### Problem to solve
Pictures in the records should not be copied, but every other part must be repeated exactly.

### Exercise materials
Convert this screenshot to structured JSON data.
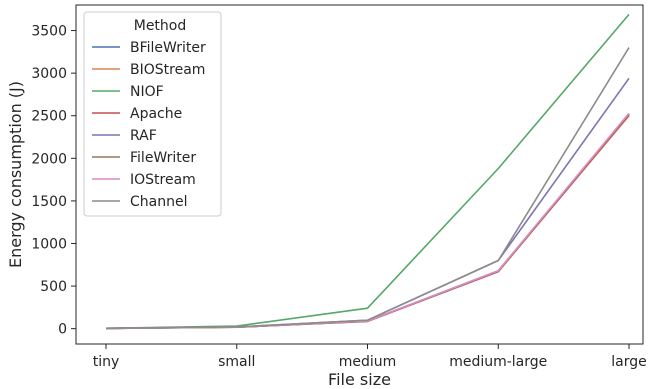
{
  "chart_data": {
    "type": "line",
    "xlabel": "File size",
    "ylabel": "Energy consumption (J)",
    "categories": [
      "tiny",
      "small",
      "medium",
      "medium-large",
      "large"
    ],
    "ylim": [
      -180,
      3800
    ],
    "yticks": [
      0,
      500,
      1000,
      1500,
      2000,
      2500,
      3000,
      3500
    ],
    "grid": false,
    "legend": {
      "title": "Method",
      "position": "top-left"
    },
    "series": [
      {
        "name": "BFileWriter",
        "color": "#4c72b0",
        "values": [
          3,
          18,
          90,
          680,
          2520
        ]
      },
      {
        "name": "BIOStream",
        "color": "#dd8452",
        "values": [
          3,
          17,
          88,
          670,
          2500
        ]
      },
      {
        "name": "NIOF",
        "color": "#55a868",
        "values": [
          5,
          30,
          240,
          1880,
          3690
        ]
      },
      {
        "name": "Apache",
        "color": "#c44e52",
        "values": [
          3,
          17,
          85,
          670,
          2510
        ]
      },
      {
        "name": "RAF",
        "color": "#8172b3",
        "values": [
          4,
          20,
          100,
          800,
          2940
        ]
      },
      {
        "name": "FileWriter",
        "color": "#937860",
        "values": [
          3,
          17,
          88,
          675,
          2520
        ]
      },
      {
        "name": "IOStream",
        "color": "#da8bc3",
        "values": [
          3,
          18,
          90,
          680,
          2530
        ]
      },
      {
        "name": "Channel",
        "color": "#8c8c8c",
        "values": [
          4,
          20,
          100,
          800,
          3300
        ]
      }
    ]
  }
}
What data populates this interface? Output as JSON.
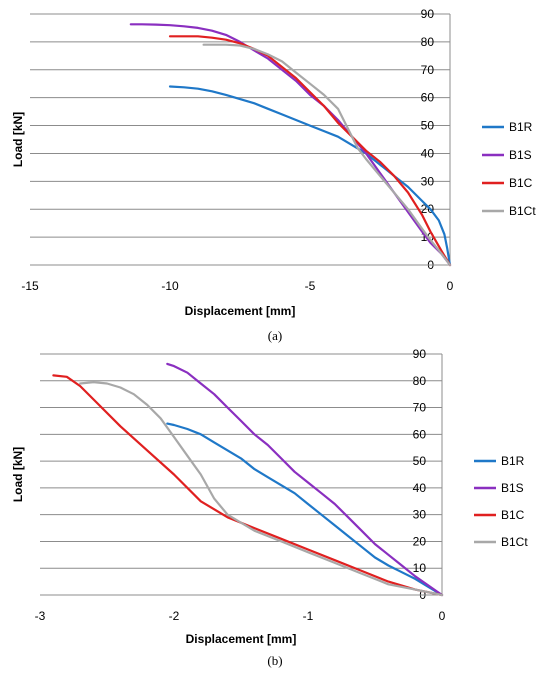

### Answer to the exercise
Convert this screenshot to structured JSON data.
{
  "chart_data": {
    "type": "line",
    "xlabel": "File size",
    "ylabel": "Energy consumption (J)",
    "categories": [
      "tiny",
      "small",
      "medium",
      "medium-large",
      "large"
    ],
    "ylim": [
      -180,
      3800
    ],
    "yticks": [
      0,
      500,
      1000,
      1500,
      2000,
      2500,
      3000,
      3500
    ],
    "grid": false,
    "legend": {
      "title": "Method",
      "position": "top-left"
    },
    "series": [
      {
        "name": "BFileWriter",
        "color": "#4c72b0",
        "values": [
          3,
          18,
          90,
          680,
          2520
        ]
      },
      {
        "name": "BIOStream",
        "color": "#dd8452",
        "values": [
          3,
          17,
          88,
          670,
          2500
        ]
      },
      {
        "name": "NIOF",
        "color": "#55a868",
        "values": [
          5,
          30,
          240,
          1880,
          3690
        ]
      },
      {
        "name": "Apache",
        "color": "#c44e52",
        "values": [
          3,
          17,
          85,
          670,
          2510
        ]
      },
      {
        "name": "RAF",
        "color": "#8172b3",
        "values": [
          4,
          20,
          100,
          800,
          2940
        ]
      },
      {
        "name": "FileWriter",
        "color": "#937860",
        "values": [
          3,
          17,
          88,
          675,
          2520
        ]
      },
      {
        "name": "IOStream",
        "color": "#da8bc3",
        "values": [
          3,
          18,
          90,
          680,
          2530
        ]
      },
      {
        "name": "Channel",
        "color": "#8c8c8c",
        "values": [
          4,
          20,
          100,
          800,
          3300
        ]
      }
    ]
  }
}
What data populates this interface? Output as JSON.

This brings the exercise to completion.